→ Zu lösende Aufgaben
- A) Die wievielte ihrer Art weltweit ist die Cupra City Garage in Wien laut dem Text über die Cupra-Markenwelt?
- B) Führen Sie bitte den Text über die Cupra-Markenwelt im Anschluss an seinen letzten Satz fort.

→ Vorliegender Text
###

Cupra: Eintauchen in die Markenwelt

Die Cupra City Garage in Wien ist bereits die elfte ihrer Art weltweit. Mit dieser Einrichtung experimentiert der Volkswagen-Konzern mit neuen Marken-Ökosystemen und Kundenerlebnissen. „Hier wird ein Territorium geschaffen, in dem sich der Kunde frei und ohne Kaufdruck bewegen kann. Hier kann er sich wohlfühlen und sich mit der Marke identifizieren. Erst wenn diese emotionale Bindung entsteht, ist der Boden für einen möglichen Verkauf bereitet“, erklärt Christian ­Mikunda. Der Buchautor, ein promovierte Theaterwissenschaftler und Psychologe, inszeniert Einkaufen als Erlebnis. Die Herangehens­weise, Kunden zunächst in die Markenwelt eintauchen zu lassen, anstatt sie sofort zum Kauf drängen zu wollen, habe sich insbesondere in den USA und ­Asien schon lange bewährt, erklärt Mikunda. Auch inszenierte Showrooms der Autoindustrie sind nicht neu. Es geht um das sogenannte Surplus-Phänomen, also den ­Mehrwert, den Shops über das Produkt hinaus bieten. Das kann zum Beispiel ein Community-­Feeling sein. Dieses Ziel verfolgt die in Großbritannien gegründete (und hochpreisige) Radsportbekleidungs-Marke Rapha mit ihren Clubhouses. Sie fungieren als Community-­Treffpunkte für Biker, bieten organisierte Ausfahrten, Events, Rennübertragungen, Workshops und ein Café mit Radsport-Atmosphäre. „Ich finde den Namen ‚Clubhouse‘ sehr treffend gewählt, denn er vermittelt den Eindruck, als sei man quasi Mitglied in einem exklusiven Club oder einer Art ­Sekte. Es ist ein Kultphänomen“, analysiert Mikunda.

###

→ Datensätze mit beschrifteten Boxen
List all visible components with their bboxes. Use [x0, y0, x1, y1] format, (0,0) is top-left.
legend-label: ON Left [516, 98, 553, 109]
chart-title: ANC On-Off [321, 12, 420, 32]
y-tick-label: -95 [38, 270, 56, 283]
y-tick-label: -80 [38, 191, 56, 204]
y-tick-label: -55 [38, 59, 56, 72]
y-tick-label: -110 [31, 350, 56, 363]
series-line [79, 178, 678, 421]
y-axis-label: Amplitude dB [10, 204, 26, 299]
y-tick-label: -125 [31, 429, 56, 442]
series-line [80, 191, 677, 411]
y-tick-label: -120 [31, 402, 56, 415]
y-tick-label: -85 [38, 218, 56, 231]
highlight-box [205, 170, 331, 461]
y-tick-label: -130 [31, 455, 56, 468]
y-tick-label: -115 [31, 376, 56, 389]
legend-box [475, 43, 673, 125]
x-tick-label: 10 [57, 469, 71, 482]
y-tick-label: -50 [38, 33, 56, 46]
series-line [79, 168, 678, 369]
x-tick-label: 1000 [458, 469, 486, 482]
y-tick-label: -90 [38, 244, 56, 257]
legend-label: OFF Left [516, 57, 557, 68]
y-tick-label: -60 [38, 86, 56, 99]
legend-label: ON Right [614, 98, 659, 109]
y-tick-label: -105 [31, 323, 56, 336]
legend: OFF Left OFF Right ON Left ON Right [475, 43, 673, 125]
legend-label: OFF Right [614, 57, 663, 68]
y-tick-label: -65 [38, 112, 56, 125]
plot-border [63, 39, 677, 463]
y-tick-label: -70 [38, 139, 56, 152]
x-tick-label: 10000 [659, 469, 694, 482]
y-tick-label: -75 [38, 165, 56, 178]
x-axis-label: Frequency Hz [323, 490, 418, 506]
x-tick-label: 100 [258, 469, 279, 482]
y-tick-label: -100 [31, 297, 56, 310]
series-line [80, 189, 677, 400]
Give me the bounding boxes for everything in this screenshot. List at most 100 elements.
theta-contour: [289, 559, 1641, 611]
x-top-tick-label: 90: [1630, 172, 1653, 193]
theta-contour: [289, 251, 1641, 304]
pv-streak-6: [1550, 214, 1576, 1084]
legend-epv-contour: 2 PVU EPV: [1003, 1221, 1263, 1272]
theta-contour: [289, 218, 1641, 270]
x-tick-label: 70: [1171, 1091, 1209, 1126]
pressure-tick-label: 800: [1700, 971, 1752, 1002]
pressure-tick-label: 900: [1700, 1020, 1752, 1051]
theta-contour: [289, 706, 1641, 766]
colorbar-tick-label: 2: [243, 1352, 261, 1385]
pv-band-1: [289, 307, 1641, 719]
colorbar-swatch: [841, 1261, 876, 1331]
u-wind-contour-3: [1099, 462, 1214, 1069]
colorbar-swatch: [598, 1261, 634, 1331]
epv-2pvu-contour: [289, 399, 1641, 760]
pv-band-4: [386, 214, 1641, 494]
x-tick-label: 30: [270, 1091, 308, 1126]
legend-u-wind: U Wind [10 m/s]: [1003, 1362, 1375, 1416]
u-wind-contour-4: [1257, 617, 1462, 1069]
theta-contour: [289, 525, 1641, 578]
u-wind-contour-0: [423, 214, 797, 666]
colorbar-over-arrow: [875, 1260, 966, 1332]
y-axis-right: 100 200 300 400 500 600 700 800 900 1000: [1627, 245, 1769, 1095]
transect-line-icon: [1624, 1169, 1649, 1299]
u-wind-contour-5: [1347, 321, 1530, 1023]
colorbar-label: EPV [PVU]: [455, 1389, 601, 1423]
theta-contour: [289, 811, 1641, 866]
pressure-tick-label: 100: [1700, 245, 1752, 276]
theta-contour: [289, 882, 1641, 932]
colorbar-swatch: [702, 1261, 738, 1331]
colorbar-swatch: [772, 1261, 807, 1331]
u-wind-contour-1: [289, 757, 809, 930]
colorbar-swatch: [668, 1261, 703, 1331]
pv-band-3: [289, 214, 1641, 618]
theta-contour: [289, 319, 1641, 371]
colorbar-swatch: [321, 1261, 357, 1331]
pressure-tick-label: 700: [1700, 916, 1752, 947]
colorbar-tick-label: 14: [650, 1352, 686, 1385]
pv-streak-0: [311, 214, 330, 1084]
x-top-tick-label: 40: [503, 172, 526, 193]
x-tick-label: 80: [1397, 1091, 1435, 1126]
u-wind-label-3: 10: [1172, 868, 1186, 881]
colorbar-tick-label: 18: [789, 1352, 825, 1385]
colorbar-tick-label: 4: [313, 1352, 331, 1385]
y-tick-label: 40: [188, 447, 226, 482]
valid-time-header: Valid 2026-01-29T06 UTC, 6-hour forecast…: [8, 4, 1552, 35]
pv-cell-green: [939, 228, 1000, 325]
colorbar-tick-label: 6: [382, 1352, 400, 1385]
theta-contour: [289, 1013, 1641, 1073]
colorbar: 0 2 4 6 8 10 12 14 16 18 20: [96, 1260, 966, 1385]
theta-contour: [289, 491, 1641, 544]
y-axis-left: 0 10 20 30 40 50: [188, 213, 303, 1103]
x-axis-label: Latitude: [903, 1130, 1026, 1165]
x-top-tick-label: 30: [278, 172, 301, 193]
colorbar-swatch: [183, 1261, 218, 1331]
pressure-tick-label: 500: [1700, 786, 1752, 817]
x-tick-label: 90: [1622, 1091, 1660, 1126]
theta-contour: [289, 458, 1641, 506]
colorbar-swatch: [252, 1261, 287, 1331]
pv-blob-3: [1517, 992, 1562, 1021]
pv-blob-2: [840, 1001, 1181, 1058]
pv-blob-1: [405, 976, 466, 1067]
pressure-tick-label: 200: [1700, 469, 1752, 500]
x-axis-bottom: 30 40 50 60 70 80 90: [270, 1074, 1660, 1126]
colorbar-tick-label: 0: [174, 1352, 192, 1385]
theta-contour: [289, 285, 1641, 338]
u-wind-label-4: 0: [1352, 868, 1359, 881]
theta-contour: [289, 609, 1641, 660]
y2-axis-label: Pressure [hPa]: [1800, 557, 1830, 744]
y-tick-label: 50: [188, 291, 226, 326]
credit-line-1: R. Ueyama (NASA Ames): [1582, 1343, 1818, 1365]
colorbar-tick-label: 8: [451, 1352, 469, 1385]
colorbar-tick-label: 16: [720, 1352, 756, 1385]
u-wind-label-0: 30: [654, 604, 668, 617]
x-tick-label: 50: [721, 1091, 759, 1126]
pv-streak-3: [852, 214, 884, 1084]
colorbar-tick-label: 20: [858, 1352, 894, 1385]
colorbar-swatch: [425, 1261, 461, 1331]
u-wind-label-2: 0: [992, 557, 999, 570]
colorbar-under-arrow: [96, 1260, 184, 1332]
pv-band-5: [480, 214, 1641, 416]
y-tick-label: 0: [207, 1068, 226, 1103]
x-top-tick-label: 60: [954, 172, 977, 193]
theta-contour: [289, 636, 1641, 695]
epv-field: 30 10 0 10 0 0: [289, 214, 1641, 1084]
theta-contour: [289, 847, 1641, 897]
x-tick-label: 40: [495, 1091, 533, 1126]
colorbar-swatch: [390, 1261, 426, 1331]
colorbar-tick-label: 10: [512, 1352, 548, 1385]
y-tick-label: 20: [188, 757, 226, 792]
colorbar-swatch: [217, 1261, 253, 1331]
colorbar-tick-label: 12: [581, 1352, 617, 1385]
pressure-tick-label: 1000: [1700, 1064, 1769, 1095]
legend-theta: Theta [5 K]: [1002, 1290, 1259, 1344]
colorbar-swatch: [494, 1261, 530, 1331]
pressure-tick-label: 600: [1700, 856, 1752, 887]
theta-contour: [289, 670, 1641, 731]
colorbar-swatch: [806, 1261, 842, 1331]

###

→ Gelöste Aufgaben
- A) Sie ist bereits die elfte ihrer Art weltweit.

- B)
 

LN-CC ist eines der innovativsten Ziele Londons, die Mode mit Kunst und Kultur verbinden.
LN-CC ist eines der innovativsten Ziele Londons, die Mode mit Kunst und Kultur verbinden.

Globetrotter: Testzonen für die Community

Das kombinierte Konzept von hochwertigen Produkten, Erlebnisorientierung und Gemeinschaftsgefühl hat bereits der deutsche Outdoor-Spezialist Globetrotter früh für sich entdeckt. In Köln steht der größte Outdoor-Store Europas mit einem Wassersportbecken im Untergeschoß, in dem Kunden ihre Kanus oder Tauchsportausrüstung testen können. Geboten werden auch Kälte- und Regenkammer sowie ein Klettertunnel. Das Thema „Nachhaltigkeit“ wird in Köln seit 2024 in der ­größten Filial-Reparaturwerkstatt Deutschlands bespielt. Zudem gibt es ein Angebot von geprüfter Secondhand-Ausrüstung und einen Equipment-Verleih, um Ressourcen zu schonen. Die Filiale schafft mit Glasdach, Pflanzen, Wassergeräuschen und Tierstimmen eine Abenteuer-Atmosphäre, die Fernweh wecken soll. Im Erdgeschoß befindet sich ein kleines Restaurant mit Terrasse, die abends mit Fackeln beleuchtet wird. Selbst der Besuch der Toilette ist ein Erlebnis. Ähnlichen Community-Fokus hat auch der Lego-Flagship-Store in Shanghai, der Workshops und Events für Lego-Fans jeden Alters bietet, oder der DJI-Flagship-Store im chinesischen Shenzhen. Dieser 4.000 Quadratmeter große Drohnen-Laden von Various Associates bietet ein futuristisches Design mit einem gläsernen Dach, unter dem Kunden Hightech-Drohnen testen können. Es gibt interaktive Beratungs- und Testzonen sowie Workshops für professionelle und private Nutzer. So etwas kann es fast nur im technikversessenen China geben.
 

Taucherlebnis im Kölner Outdoor-Store von Globetrotter.
Taucherlebnis im Kölner Outdoor-Store von Globetrotter.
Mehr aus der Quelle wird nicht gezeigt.